>> Start
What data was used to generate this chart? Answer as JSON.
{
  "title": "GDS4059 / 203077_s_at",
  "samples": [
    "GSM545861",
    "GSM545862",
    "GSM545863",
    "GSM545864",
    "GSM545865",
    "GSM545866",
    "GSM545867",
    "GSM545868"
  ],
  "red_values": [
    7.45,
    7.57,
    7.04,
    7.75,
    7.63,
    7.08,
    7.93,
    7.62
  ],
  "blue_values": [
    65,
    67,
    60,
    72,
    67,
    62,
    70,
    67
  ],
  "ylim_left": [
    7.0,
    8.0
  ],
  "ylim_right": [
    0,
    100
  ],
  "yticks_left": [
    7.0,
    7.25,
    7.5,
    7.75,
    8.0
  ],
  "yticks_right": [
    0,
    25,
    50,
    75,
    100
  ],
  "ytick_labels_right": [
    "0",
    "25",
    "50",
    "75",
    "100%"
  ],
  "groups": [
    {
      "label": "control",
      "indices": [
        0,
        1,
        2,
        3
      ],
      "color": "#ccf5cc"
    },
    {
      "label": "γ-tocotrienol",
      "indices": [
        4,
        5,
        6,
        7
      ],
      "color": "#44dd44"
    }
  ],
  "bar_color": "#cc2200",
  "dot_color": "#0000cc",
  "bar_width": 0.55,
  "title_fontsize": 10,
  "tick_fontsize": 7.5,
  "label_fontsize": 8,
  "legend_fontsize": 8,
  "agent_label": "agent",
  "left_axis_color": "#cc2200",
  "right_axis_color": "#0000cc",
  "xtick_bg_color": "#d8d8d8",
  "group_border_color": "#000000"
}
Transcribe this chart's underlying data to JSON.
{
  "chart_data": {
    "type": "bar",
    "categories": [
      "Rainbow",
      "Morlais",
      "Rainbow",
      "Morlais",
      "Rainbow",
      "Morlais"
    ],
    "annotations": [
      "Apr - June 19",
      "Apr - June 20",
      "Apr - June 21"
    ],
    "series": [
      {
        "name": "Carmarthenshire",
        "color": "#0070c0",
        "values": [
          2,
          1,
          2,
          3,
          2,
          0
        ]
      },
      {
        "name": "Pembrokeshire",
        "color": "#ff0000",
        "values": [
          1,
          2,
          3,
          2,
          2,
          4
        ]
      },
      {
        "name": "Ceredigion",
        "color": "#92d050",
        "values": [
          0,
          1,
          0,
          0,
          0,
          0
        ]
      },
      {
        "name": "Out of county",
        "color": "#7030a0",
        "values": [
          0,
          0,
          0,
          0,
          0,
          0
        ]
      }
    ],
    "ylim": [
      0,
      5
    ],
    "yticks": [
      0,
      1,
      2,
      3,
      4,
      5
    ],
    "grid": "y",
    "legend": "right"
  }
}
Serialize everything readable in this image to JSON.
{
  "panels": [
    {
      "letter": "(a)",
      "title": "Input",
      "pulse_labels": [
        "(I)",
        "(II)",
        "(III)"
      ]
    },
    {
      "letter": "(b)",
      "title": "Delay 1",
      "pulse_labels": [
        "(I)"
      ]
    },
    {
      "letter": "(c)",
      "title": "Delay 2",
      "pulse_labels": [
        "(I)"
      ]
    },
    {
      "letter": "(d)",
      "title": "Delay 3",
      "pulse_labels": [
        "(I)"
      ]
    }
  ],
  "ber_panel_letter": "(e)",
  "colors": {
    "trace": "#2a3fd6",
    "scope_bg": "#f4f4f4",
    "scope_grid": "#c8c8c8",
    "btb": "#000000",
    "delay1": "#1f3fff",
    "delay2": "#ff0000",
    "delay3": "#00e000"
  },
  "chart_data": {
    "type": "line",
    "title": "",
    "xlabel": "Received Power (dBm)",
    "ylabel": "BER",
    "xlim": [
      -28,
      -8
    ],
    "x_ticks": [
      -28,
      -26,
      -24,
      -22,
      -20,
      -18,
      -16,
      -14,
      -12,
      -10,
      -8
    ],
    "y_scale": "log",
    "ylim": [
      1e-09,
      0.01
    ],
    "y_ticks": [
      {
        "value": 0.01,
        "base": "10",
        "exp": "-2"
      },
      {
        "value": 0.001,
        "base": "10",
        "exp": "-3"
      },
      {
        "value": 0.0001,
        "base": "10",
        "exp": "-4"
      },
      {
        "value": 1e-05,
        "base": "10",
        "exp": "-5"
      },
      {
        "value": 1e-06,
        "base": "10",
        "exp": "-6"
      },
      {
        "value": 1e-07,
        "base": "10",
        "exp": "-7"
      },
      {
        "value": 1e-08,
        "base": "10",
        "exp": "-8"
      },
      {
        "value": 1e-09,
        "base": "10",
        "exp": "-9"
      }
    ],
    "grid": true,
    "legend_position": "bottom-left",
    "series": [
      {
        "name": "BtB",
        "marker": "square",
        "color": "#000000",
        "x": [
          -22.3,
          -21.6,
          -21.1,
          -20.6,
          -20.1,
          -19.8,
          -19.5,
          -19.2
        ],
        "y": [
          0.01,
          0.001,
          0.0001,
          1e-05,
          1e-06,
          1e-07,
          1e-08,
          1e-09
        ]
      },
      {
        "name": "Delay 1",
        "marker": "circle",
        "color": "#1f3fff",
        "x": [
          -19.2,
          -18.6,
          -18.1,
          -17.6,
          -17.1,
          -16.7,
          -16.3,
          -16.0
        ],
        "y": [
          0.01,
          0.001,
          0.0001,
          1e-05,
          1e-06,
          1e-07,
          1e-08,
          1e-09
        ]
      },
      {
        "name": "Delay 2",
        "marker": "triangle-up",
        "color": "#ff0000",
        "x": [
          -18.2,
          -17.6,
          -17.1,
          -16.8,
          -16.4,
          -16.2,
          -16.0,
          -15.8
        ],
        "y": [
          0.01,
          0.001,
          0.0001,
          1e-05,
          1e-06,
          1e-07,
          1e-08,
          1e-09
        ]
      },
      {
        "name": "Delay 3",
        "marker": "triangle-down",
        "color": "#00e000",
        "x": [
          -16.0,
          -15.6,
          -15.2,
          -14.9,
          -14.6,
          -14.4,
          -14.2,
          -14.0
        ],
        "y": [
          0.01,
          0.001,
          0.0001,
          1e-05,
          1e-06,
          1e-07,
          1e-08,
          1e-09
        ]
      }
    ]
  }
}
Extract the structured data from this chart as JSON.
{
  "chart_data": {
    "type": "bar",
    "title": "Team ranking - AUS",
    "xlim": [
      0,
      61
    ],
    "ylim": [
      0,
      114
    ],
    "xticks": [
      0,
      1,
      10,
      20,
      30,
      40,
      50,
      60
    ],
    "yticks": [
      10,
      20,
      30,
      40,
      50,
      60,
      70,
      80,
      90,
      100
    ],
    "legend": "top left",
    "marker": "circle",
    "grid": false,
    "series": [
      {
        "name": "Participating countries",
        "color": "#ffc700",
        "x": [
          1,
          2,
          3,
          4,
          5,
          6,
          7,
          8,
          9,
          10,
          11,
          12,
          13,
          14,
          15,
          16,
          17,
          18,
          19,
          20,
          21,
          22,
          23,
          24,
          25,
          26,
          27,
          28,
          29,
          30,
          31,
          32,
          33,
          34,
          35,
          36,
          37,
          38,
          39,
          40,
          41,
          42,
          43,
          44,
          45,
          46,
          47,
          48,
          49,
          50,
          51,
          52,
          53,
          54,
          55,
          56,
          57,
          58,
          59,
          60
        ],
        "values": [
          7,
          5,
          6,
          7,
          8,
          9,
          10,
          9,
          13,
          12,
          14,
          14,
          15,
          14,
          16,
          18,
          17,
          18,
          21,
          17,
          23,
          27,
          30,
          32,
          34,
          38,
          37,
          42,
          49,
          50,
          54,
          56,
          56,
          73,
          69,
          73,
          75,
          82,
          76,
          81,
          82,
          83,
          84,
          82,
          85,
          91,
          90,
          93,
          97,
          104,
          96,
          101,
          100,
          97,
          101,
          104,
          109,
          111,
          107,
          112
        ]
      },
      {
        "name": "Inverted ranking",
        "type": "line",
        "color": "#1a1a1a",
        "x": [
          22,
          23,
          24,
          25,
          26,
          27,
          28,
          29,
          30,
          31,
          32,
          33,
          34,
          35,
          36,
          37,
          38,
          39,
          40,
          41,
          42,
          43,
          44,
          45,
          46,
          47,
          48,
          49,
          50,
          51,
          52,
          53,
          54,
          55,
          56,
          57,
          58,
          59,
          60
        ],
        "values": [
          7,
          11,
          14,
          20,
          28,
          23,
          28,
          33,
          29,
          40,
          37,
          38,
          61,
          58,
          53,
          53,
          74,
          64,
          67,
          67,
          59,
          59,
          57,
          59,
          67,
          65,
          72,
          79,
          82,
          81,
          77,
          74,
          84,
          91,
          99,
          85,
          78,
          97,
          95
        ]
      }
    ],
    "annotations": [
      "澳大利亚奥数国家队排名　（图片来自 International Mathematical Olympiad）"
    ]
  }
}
>> End
Given exercise: Return only those lines of the records that contain the string "marker".

Complete response:
        "marker": "square",
        "marker": "circle",
        "marker": "triangle-up",
        "marker": "triangle-down",
    "marker": "circle",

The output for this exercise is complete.